> [TO BE DONE] Copy out lines with the word "data" from the material that follows.

> [AVAILABLE RECORDS]
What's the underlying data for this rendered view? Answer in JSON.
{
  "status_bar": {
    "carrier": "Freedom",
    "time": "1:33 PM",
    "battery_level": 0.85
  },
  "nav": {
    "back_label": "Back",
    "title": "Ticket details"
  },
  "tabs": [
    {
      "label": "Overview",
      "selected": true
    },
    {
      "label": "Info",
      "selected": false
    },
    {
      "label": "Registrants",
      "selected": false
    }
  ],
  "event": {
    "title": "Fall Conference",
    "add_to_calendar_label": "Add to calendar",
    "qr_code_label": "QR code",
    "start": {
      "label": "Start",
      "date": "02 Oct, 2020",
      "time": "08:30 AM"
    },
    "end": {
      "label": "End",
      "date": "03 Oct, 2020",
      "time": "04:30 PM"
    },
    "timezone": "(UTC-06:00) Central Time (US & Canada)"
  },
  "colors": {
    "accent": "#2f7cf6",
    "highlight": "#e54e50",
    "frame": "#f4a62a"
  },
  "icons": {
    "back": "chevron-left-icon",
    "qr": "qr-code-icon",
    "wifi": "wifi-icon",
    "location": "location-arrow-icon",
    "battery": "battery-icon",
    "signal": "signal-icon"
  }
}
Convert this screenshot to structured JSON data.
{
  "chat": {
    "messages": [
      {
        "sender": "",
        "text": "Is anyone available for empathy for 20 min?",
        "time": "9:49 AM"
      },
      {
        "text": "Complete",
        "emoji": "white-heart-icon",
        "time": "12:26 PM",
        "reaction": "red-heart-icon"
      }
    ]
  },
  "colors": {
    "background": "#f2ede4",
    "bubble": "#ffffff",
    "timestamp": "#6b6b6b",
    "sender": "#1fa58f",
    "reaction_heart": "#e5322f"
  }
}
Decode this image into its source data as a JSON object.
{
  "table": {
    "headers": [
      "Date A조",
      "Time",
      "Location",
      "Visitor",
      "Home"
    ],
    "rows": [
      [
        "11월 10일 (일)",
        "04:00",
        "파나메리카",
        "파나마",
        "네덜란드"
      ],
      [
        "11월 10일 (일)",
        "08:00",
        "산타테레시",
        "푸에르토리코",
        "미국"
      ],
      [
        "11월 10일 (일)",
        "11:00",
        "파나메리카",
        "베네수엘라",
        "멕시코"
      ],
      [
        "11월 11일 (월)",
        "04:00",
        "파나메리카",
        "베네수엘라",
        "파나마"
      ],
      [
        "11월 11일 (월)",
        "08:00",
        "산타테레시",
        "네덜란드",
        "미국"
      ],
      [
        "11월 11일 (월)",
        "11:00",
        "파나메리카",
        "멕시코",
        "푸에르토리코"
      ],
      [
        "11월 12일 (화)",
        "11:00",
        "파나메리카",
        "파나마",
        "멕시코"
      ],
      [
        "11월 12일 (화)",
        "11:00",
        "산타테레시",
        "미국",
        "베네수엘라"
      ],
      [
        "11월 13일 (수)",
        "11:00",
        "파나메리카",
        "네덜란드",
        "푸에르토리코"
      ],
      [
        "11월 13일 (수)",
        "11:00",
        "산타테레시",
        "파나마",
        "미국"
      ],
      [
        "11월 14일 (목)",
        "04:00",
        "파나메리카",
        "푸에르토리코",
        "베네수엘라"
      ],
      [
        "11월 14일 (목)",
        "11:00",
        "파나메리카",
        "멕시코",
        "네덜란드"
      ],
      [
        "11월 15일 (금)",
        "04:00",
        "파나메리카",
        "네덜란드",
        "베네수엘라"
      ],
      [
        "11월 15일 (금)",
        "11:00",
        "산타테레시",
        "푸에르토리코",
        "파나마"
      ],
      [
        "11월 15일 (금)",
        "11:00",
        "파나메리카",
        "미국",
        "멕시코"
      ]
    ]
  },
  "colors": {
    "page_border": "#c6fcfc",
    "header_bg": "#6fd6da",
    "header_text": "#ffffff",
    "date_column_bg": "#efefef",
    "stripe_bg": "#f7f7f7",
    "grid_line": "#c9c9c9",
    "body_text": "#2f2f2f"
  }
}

> [RESPONSE TO THE EXERCISE]
What's the underlying data for this rendered view? Answer in JSON.
Convert this screenshot to structured JSON data.
Decode this image into its source data as a JSON object.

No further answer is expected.